[Some records]
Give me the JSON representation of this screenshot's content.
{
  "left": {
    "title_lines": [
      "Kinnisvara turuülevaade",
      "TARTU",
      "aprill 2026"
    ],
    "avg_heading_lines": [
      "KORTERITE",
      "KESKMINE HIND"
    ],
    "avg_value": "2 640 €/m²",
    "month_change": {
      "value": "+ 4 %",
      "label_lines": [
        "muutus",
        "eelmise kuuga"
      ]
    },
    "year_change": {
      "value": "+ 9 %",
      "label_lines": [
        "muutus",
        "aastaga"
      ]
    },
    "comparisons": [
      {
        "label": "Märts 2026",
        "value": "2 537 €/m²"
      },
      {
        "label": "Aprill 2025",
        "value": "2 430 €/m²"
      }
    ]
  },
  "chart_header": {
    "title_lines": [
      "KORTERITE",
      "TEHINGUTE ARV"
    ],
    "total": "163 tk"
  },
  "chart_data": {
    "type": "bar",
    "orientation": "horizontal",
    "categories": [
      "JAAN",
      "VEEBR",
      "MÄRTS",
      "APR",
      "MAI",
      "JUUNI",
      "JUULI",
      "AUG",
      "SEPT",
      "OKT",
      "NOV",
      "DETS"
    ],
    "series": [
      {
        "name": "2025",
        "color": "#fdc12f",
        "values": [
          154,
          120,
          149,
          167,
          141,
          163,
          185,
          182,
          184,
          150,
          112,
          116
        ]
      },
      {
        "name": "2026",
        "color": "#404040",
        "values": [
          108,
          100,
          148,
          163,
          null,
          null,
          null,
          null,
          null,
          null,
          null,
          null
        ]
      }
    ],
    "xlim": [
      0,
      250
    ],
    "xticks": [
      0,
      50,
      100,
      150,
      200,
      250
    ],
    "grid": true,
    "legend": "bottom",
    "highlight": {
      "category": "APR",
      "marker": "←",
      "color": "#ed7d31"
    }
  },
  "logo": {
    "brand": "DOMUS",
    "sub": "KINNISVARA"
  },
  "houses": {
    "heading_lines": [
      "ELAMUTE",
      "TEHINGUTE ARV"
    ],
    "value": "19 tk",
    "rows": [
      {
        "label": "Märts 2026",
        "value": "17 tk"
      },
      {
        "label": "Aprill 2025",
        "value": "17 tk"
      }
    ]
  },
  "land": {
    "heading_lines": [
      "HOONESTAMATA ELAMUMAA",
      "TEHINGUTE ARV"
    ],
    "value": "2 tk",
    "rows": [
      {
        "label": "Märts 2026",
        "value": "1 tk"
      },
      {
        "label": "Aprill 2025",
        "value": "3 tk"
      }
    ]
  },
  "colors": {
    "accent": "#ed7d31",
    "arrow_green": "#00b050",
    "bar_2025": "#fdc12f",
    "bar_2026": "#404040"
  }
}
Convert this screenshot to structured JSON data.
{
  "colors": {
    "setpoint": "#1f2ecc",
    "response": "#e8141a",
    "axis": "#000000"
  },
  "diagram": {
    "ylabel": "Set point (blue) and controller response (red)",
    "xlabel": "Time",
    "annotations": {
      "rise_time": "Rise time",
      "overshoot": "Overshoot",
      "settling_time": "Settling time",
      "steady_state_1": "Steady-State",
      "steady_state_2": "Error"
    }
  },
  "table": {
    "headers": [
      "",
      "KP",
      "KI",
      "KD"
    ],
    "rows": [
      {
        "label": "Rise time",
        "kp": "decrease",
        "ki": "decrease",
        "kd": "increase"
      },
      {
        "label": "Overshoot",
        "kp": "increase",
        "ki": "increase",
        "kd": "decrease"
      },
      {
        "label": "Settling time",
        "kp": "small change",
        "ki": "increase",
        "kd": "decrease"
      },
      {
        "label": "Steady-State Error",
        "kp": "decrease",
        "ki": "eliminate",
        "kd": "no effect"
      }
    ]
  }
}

[What is being asked] Lines that include the word "increase" — how many are there in the data? Answer with the number alone.

[Worked solution] 4